- _MATERIAL FOR THIS EXERCISE_:
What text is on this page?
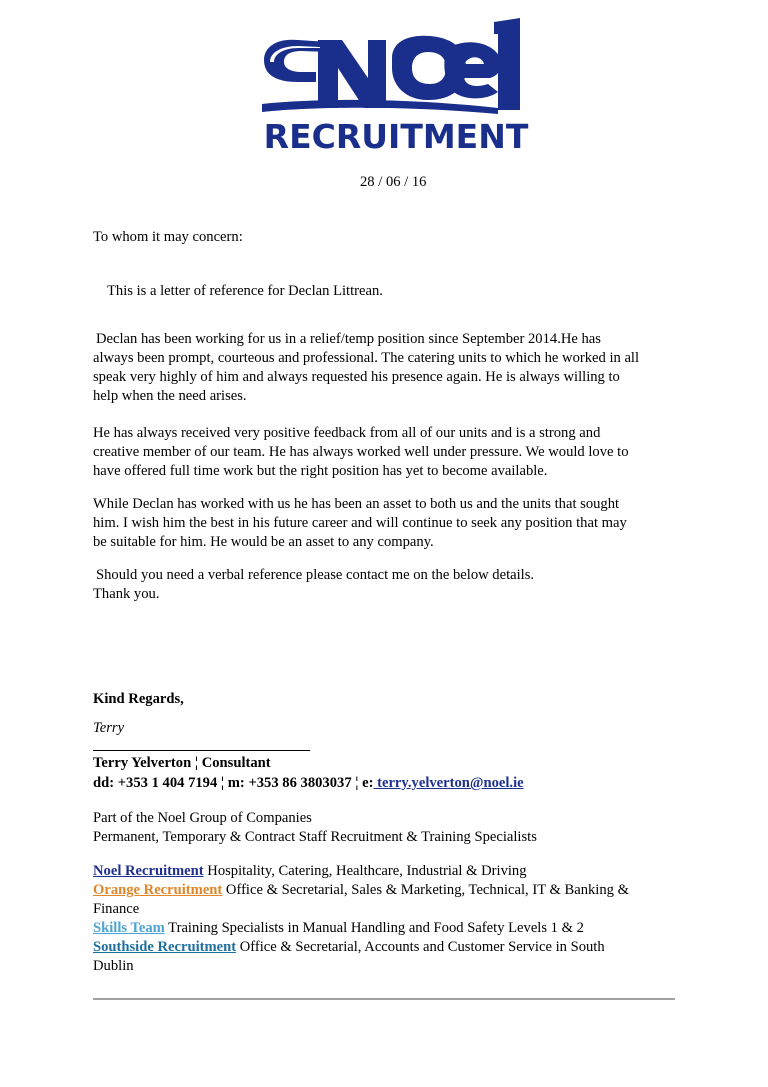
RECRUITMENT
28 / 06 / 16
To whom it may concern:
This is a letter of reference for Declan Littrean.
Declan has been working for us in a relief/temp position since September 2014.He has
always been prompt, courteous and professional. The catering units to which he worked in all
speak very highly of him and always requested his presence again. He is always willing to
help when the need arises.
He has always received very positive feedback from all of our units and is a strong and
creative member of our team. He has always worked well under pressure. We would love to
have offered full time work but the right position has yet to become available.
While Declan has worked with us he has been an asset to both us and the units that sought
him. I wish him the best in his future career and will continue to seek any position that may
be suitable for him. He would be an asset to any company.
Should you need a verbal reference please contact me on the below details.
Thank you.
Kind Regards,
Terry
Terry Yelverton ¦ Consultant
dd: +353 1 404 7194 ¦ m: +353 86 3803037 ¦ e: terry.yelverton@noel.ie
Part of the Noel Group of Companies
Permanent, Temporary & Contract Staff Recruitment & Training Specialists
Noel Recruitment Hospitality, Catering, Healthcare, Industrial & Driving
Orange Recruitment Office & Secretarial, Sales & Marketing, Technical, IT & Banking &
Finance
Skills Team Training Specialists in Manual Handling and Food Safety Levels 1 & 2
Southside Recruitment Office & Secretarial, Accounts and Customer Service in South
Dublin
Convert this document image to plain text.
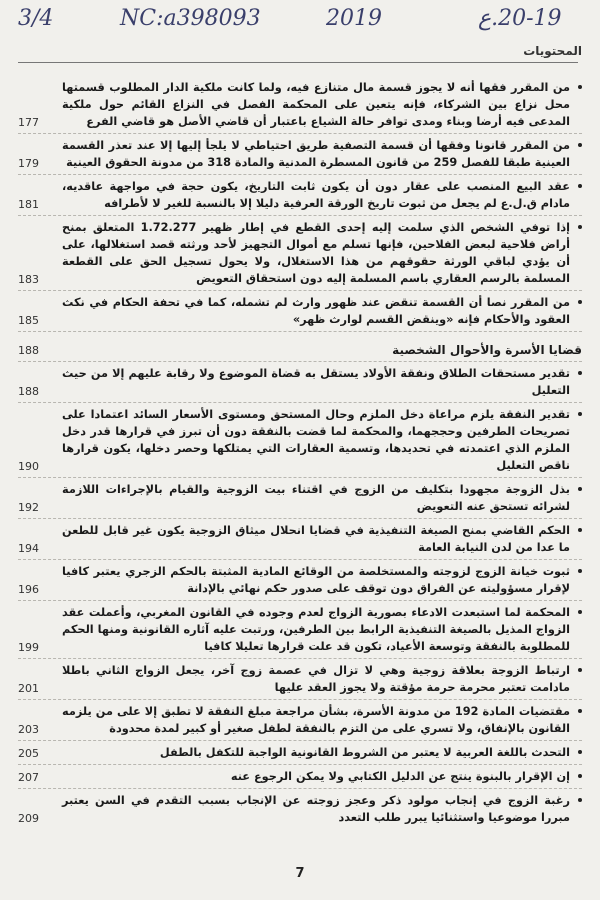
3/4	NC:a398093	2019	20-19.ع
المحتويات
من المقرر فقها أنه لا يجوز قسمة مال متنازع فيه، ولما كانت ملكية الدار المطلوب قسمتها محل نزاع بين الشركاء، فإنه يتعين على المحكمة الفصل في النزاع القائم حول ملكية المدعى فيه أرضا وبناء ومدى توافر حالة الشياع باعتبار أن قاضي الأصل هو قاضي الفرع
177
من المقرر قانونا وفقها أن قسمة التصفية طريق احتياطي لا يلجأ إليها إلا عند تعذر القسمة العينية طبقا للفصل 259 من قانون المسطرة المدنية والمادة 318 من مدونة الحقوق العينية
179
عقد البيع المنصب على عقار دون أن يكون ثابت التاريخ، يكون حجة في مواجهة عاقديه، مادام ق.ل.ع لم يجعل من ثبوت تاريخ الورقة العرفية دليلا إلا بالنسبة للغير لا لأطرافه
181
إذا توفي الشخص الذي سلمت إليه إحدى القطع في إطار ظهير 1.72.277 المتعلق بمنح أراض فلاحية لبعض الفلاحين، فإنها تسلم مع أموال التجهيز لأحد ورثته قصد استغلالها، على أن يؤدي لباقي الورثة حقوقهم من هذا الاستغلال، ولا يحول تسجيل الحق على القطعة المسلمة بالرسم العقاري باسم المسلمة إليه دون استحقاق التعويض
183
من المقرر نصا أن القسمة تنقض عند ظهور وارث لم تشمله، كما في تحفة الحكام في نكث العقود والأحكام فإنه «وينقض القسم لوارث ظهر»
185
قضايا الأسرة والأحوال الشخصية
188
تقدير مستحقات الطلاق ونفقة الأولاد يستقل به قضاة الموضوع ولا رقابة عليهم إلا من حيث التعليل
188
تقدير النفقة يلزم مراعاة دخل الملزم وحال المستحق ومستوى الأسعار السائد اعتمادا على تصريحات الطرفين وحججهما، والمحكمة لما قضت بالنفقة دون أن تبرز في قرارها قدر دخل الملزم الذي اعتمدته في تحديدها، وتسمية العقارات التي يمتلكها وحصر دخلها، يكون قرارها ناقص التعليل
190
بذل الزوجة مجهودا بتكليف من الزوج في اقتناء بيت الزوجية والقيام بالإجراءات اللازمة لشرائه تستحق عنه التعويض
192
الحكم القاضي بمنح الصيغة التنفيذية في قضايا انحلال ميثاق الزوجية يكون غير قابل للطعن ما عدا من لدن النيابة العامة
194
ثبوت خيانة الزوج لزوجته والمستخلصة من الوقائع المادية المثبتة بالحكم الزجري يعتبر كافيا لإقرار مسؤوليته عن الفراق دون توقف على صدور حكم نهائي بالإدانة
196
المحكمة لما استبعدت الادعاء بصورية الزواج لعدم وجوده في القانون المغربي، وأعملت عقد الزواج المذيل بالصيغة التنفيذية الرابط بين الطرفين، ورتبت عليه آثاره القانونية ومنها الحكم للمطلوبة بالنفقة وتوسعة الأعياد، تكون قد علت قرارها تعليلا كافيا
199
ارتباط الزوجة بعلاقة زوجية وهي لا تزال في عصمة زوج آخر، يجعل الزواج الثاني باطلا مادامت تعتبر محرمة حرمة مؤقتة ولا يجوز العقد عليها
201
مقتضيات المادة 192 من مدونة الأسرة، بشأن مراجعة مبلغ النفقة لا تطبق إلا على من يلزمه القانون بالإنفاق، ولا تسري على من التزم بالنفقة لطفل صغير أو كبير لمدة محدودة
203
التحدث باللغة العربية لا يعتبر من الشروط القانونية الواجبة للتكفل بالطفل
205
إن الإقرار بالبنوة ينتج عن الدليل الكتابي ولا يمكن الرجوع عنه
207
رغبة الزوج في إنجاب مولود ذكر وعجز زوجته عن الإنجاب بسبب التقدم في السن يعتبر مبررا موضوعيا واستثنائيا يبرر طلب التعدد
209
7
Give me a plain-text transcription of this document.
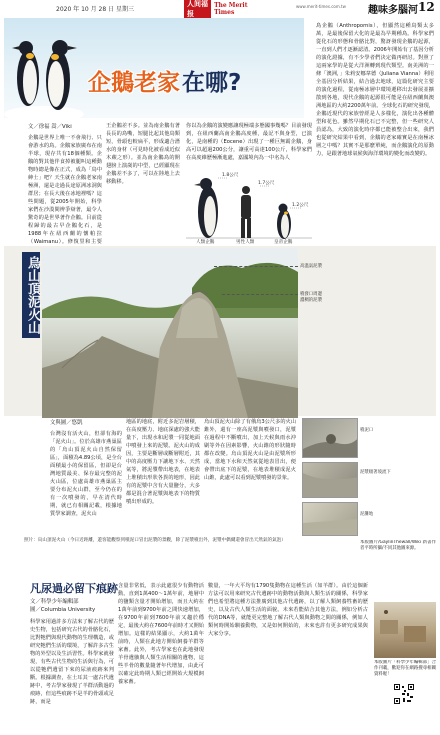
2020 年 10 月 28 日 星期三
人间福报
The Merit Times
www.merit-times.com.tw 趣味多腦河 12
企鵝老家 在哪 ?
文／徐福 嵩／Viki
企鵝是世界上唯一不會飛行、只會游水的鳥。企鵝家族廣布在南半球，現存共有18個種類。企鵝的對其他伴食掉被腿叫這種動物時總是像在正式，成為「鳥中紳士」吧？天生就在企鵝老家南極洲，還是走過長途原洲冰洞與群居；在長大後在冰地裡嗎？這些問題，從2005年開始，科學家們在沙漠間辨爭辯著，最令人驚奇的是世界著作企鵝。目前從程歸的最古早企鵝化石，是1988年在紐西蘭的懷帕拉（Waimanu）。修復里和主要
王企鵝差不多。並為南企鵝有著長長的鳥嘴，短腿比起其他鳥類短，骨頭也較扁平，形成適合潛水的身材（可見時化被看成近似木蕨之形）。並為南企鵝鳥的開翅膀上演歲的中型，已經顯現在企鵝差不多了，可以在陸地上去移動移。
你以為企鵝的演變應讓現極端多態國事幾嗎？目前發現到，在紐西蘭高南企鵝高度種，最記不與身型，已演化，是南種的（Eocene）出現了一種巨無霸企鵝，身高可以超過200公分，讓重可高達100公斤，科學家們在高度維歷極漸進處，嘉國境內為一中名為人
鳥企鵝（Anthropornis），但顯然這種鳥類太多萬，是最後保留大化的是最為早期種鳥。科學家們從化石的形態和骨骼比對，驚訝發現企鵝的起源，一直到人們才逐漸認清。2006年開始有了基因分析的演化證據，有不少學者們決定做再研討。對照了這兩家學的是從大洋洲轉到現代類型。南美洲的一條「澳洲，」朱莉安娜韋德（Juliana Vianna）利用全基因分析結果，結合過去地球，這篇化研究主要的演化過程，從南極冰層中環境遷移出去發展並擴散到各地，現代企鵝的起源很可能是在紐西蘭與澳洲地區的大約2200萬年前。全球化石的研究發現，企鵝近現代的家族曾經是人多樣化，演化出各種體型和花色。雖然早期化石已不完整，但一些研究人員認為，大致的演化時序都已能被整合出來，我們也從研究結果中看到，企鵝的老家確實是在南極冰層之中嗎？其實不是那麼單純，而企鵝演化的原動力，是跟著地球氣候與海洋環境的變化而改變的。
1.8公尺
1.7公尺
1.2公尺
人類企鵝	男性人類	皇帝企鵝
烏山頂泥火山	高溫氣泥漿
噴發口周邊
濃稠的泥漿
文與圖／悠凱
台灣沒有活火山，但卻有海的「泥火山」。位於高雄市燕巢區的「烏山頂泥火山自然保留區」，面積為4.89公頃，是全台面積最小的保留區，但卻是台灣地質最美、保存最完整的泥火山區，位處高雄市燕巢區主要分布泥火山群，至今仍在的有一次噴發的，早在清代時期，就已有相關記載，根據地質學家調查，泥火山
地區的地底，附近多泥岩層積，在高度壓力、地底深處的強大能量下，出現水和泥漿一同從地面中噴發上來的泥漿。泥火山的成因，主要是斷層或斷層附近，其中的高度壓力下讓地下水、天然氣等，將泥漿帶出地表，在地表上堆積出形狀各異的地形，因此有的泥漿中含有大量鹽分，大多都是混合著泥漿與地表下的物質噴出形成的。
烏山頂泥火山除了有俄烏3公尺多的火山錐外，還有一座高泥漿與噴發口，泥漿在過程中不斷噴出，加上天候與雨水沖刷等外在因素影響，火山錐的形狀隨時都在改變。烏山頂泥火山是由泥漿所形成，當地下水和天然氣從地表冒出，便會帶出底下的泥漿，在地表堆積成泥火山錐，此處可以看到泥漿噴發的景象。
照片：烏山頂泥火山（今日近距離，遊客能觀察到噴泥口冒出泥漿的景觀，除了泥漿噴出外，泥漿中偶爾還會冒出天然氣的氣泡）
噴泥口
泥漿順著坡流下
泥灘地
本版圖片/GaylinThewall/Wiki 新書作者平時所攝/不同其他圖來源。
凡尿過必留下痕跡
文／科學少年編輯部
圖／Columbia University
科學家用過許多方法來了解古代的歷史生物，包括研究古代的骨骼化石，比對牠們與現代動物的生理構造，或研究牠們生活的環境，了解許多古生物的外型以及生活習性。科學家就發現，有些古代生物的生活與行為，可以從牠們遺留下來的尿液痕跡來判斷。根據調查，在土耳其一處古代遺跡中，考古學家發現了羊群活動過的痕跡，但這些痕跡不是羊的骨頭或足跡，而是
含量非常低，表示此處很少有動物活動。直到1萬400～1萬年前，地層中的鹽類含量才開始增加，而且大約在1萬年前到9700年前之間快速增加，在9700年前到7600年前又趨於穩定，最後大約在7600年前時才又開始增加。這樣的結果顯示，大約1萬年前時，人類在此地方開始飼養羊群等家畜。此外，考古學家也在此地發現羊骨遺骸與人類生活相關的遺物，這些羊骨的數量隨著年代增加，由此可以確定此時期人類已經開始大規模飼養家畜。
數量，一年大平均有1790隻動物在這種生活（如羊群）。由於這個新方法可以用來研究古代遺跡中的動物活動與人類生活的關係，科學家們也希望將這種方法推廣到其他古代遺跡，以了解人類飼養牲畜的歷史，以及古代人類生活的面貌。未來若能結合其他方法，例如分析古代的DNA等，就能更完整地了解古代人類與動物之間的關係，例如人類何時開始馴養動物，又是如何開始的，未來也許有更多研究成果與大家分享。
本版圖片「科學少年編輯部」合作刊載，歡迎你在網路搜尋相關資料喔！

- _WHAT IS NEEDED_: Each line in the listing above either holds the string "always" or does not; state how many do, giving the number only.

- _EXERCISE SOLUTION_: 4